◆ Page extract:
'''

The trick: map each rate-limit bucket to a lock namespace, and use a counting table to track the sliding window.
Lock namespace design
| Bucket Type | Lock Key Strategy | Example Key |
|---|---|---|
| Per-user global | hash(user_id) | hash("user-42") → 982374 |
| Per-user per-endpoint | hash(user_id || endpoint) | hash("user-42:/api/feed") → 571923 |
| Per-IP global | hash(ip_address) | hash("10.0.1.5") → 384756 |
The two-argument form pg_try_advisory_xact_lock(classid, objid) is cleaner. Use classid for the bucket type and objid for the entity hash.
Ktor/Exposed implementation
fun Transaction.tryConsumeRateLimit(
userId: Long,
endpoint: String,
maxRequests: Int,
windowSeconds: Int
): Boolean {
val bucketKey = "$userId:$endpoint".hashCode().toLong()
// Acquire advisory lock for this bucket — prevents race conditions
val lockAcquired = exec(
"SELECT pg_try_advisory_xact_lock(1, $bucketKey)"
) { rs -> rs.next() && rs.getBoolean(1) } ?: false
if (!lockAcquired) return false // Contention — treat as rate limited
val cutoff = Instant.now().minusSeconds(windowSeconds.toLong())
// Clean old entries and count within window
RateLimitEntries.deleteWhere {
(RateLimitEntries.bucketKey eq bucketKey) and
(RateLimitEntries.timestamp less cutoff)
}
val currentCount = RateLimitEntries
.select { RateLimitEntries.bucketKey eq bucketKey }
.count()
if (currentCount >= maxRequests) return false
RateLimitEntries.insert {
it[this.bucketKey] = bucketKey
it[this.timestamp] = Instant.now()
}
return true
}
The PgBouncer gotcha
This is where teams hit their first wall. PgBouncer in transaction mode does not support advisory locks reliably in all configurations.
The issue: pg_try_advisory_xact_lock is transaction-scoped, which should work in transaction mode. But prepared statements can cause subtle bugs. PgBouncer may route a DEALLOCATE to a different backend connection than the one holding your lock context.
The fix
| PgBouncer Mode | Advisory Lock Support | Prepared Statements |
|---|---|---|
| Session mode | Full support | Full support |
| Transaction mode | Works with caveats | Disable or use protocol-level |
| Statement mode | Broken, do not use | Not supported |
For Ktor with Exposed, disable server-side prepared statements for rate-limit queries, or use DISCARD ALL at transaction boundaries. The simpler approach: run rate-limit checks through a small dedicated pool in session mode (2-4 connections) while keeping your main pool in transaction mode.

'''

◆ Problems to work on:
(A) Answer these questions using the rate-limiting text:
(i) What lock key strategy does it give for the per-IP global bucket?
(ii) In the two-argument form of pg_try_advisory_xact_lock, what should classid be used for?
(iii) Which PgBouncer mode does its table call broken for advisory locks?
(B) Carry on the rate-limiting text, picking up after its final sentence.
The records play no part in what follows.

◆ The data:

'''

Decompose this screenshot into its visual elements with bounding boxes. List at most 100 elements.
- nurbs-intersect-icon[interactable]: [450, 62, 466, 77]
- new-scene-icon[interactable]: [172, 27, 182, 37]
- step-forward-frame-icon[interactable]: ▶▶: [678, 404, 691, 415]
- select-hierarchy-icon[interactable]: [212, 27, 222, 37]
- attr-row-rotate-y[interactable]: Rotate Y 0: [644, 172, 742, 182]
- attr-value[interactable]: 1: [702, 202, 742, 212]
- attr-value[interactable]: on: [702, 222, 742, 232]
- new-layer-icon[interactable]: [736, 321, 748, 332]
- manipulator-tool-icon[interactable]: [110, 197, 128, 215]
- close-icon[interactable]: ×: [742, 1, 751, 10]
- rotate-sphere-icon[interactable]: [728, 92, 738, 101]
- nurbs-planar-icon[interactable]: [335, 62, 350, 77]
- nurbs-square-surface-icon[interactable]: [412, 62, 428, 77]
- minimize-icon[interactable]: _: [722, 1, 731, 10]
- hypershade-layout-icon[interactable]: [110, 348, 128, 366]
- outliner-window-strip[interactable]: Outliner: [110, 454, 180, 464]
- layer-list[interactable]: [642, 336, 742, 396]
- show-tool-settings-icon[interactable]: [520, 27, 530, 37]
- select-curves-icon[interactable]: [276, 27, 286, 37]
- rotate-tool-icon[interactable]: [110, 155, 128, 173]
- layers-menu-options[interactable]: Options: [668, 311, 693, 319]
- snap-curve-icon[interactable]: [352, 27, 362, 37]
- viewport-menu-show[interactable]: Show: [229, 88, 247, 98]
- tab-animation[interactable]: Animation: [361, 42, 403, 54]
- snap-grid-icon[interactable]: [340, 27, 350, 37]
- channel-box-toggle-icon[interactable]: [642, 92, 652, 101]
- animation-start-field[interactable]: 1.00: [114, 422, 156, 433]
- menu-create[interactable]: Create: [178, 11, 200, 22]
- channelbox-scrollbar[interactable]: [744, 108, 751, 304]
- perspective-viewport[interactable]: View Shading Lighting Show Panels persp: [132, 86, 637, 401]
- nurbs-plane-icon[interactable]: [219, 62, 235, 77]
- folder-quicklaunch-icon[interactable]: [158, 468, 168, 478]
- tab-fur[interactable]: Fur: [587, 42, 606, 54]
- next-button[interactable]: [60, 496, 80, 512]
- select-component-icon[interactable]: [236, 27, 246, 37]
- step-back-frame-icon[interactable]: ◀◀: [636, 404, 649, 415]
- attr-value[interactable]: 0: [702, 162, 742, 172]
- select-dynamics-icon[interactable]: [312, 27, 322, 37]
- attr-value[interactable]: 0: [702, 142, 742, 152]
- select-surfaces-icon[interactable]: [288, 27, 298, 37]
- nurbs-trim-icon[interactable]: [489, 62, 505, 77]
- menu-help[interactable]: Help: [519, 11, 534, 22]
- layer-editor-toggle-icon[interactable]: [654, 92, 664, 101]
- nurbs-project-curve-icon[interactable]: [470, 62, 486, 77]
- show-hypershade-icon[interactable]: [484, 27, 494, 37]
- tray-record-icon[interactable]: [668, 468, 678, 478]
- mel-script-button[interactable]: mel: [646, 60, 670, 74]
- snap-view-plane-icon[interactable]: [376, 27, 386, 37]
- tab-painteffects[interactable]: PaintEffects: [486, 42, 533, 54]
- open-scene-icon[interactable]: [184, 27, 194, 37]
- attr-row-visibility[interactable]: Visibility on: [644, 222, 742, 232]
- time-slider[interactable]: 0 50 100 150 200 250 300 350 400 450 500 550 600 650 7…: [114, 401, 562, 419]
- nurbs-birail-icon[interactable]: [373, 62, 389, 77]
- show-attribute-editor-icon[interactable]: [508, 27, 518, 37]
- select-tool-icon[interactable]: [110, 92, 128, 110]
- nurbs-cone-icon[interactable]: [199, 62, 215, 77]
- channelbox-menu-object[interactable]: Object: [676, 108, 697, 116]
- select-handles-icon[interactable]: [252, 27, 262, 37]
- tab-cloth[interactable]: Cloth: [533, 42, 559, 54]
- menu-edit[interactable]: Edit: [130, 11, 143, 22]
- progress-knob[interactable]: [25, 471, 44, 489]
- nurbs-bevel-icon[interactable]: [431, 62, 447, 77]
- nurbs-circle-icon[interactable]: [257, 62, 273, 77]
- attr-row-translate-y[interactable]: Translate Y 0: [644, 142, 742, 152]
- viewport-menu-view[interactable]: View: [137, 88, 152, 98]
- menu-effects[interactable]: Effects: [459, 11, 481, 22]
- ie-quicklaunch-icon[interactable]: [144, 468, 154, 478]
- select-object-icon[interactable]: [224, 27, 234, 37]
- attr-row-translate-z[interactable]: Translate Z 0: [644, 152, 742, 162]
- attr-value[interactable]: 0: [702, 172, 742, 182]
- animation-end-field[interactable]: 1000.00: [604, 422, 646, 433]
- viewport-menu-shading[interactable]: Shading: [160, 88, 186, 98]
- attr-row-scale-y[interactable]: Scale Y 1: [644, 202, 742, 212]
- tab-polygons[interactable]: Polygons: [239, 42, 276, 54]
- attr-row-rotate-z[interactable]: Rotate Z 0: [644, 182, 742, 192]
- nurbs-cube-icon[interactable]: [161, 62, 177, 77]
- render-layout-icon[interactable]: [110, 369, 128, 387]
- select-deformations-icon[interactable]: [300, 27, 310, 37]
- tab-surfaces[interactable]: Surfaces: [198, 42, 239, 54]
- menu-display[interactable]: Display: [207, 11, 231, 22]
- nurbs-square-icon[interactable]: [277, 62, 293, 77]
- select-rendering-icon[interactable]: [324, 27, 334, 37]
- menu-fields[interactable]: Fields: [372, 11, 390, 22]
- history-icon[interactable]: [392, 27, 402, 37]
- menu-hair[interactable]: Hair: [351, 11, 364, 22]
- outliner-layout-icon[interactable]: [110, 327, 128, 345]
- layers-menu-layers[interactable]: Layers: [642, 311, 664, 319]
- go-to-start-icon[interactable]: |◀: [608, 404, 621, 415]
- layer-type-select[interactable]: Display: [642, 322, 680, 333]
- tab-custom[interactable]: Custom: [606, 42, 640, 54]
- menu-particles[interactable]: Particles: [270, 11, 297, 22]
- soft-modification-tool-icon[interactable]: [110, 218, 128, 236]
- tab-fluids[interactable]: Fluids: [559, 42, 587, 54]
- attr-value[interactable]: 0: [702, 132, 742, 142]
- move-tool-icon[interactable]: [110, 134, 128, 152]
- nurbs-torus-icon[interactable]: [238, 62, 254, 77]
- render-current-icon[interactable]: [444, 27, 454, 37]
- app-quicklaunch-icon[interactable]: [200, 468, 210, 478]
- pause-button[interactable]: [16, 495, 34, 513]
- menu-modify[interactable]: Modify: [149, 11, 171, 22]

'''

◆ Responses to the tasks:
(A)
(i) hash(ip_address)
(ii) The bucket type
(iii) Statement mode

(B)
Where this breaks down
I benchmarked this pattern against Redis EVALSHA with a sliding-window Lua script on equivalent hardware:
| Metric | PostgreSQL Advisory | Redis EVALSHA |
|---|---|---|
| p50 latency | 0.4ms | 0.1ms |
| p99 latency | 2.1ms | 0.3ms |
| Max throughput/node | ~15k req/s | ~80k req/s |
| Additional infra cost | $0 | ~$200/mo |
| Failure domains | 0 added | +1 |
Below 15k requests/second per node, PostgreSQL holds up fine. The p50 stays sub-millisecond. Past that threshold, lock contention on hot buckets and connection pool pressure start degrading tail latencies fast.
For most mobile API gateways at the startup stage, serving tens of thousands of DAUs, you’re comfortably within the PostgreSQL envelope.
When to move to Redis
Once your rate-limit queries start showing up in pg_stat_activity as a measurable percentage of total database load, or your p99 latencies cross your SLA threshold, it’s time. By that point you probably need Redis for caching or pub/sub anyway, and adding rate limiting on top costs nothing extra.
What I’d actually recommend
Start with PostgreSQL advisory locks if rate limiting is your only Redis use case. You drop a failure domain and save real money during the stage when operational simplicity matters most.
Isolate your rate-limit connection pool from your main PgBouncer pool. Two to four dedicated session-mode connections prevent the prepared-statement issues that cause silent lock failures in transaction mode.
Set a clear migration trigger. Monitor pg_stat_activity and p99 latency. When you cross 15k req/s per node or Redis becomes necessary for other features, migrate the rate limiter as part of that rollout. Don’t add Redis just because you might need it later.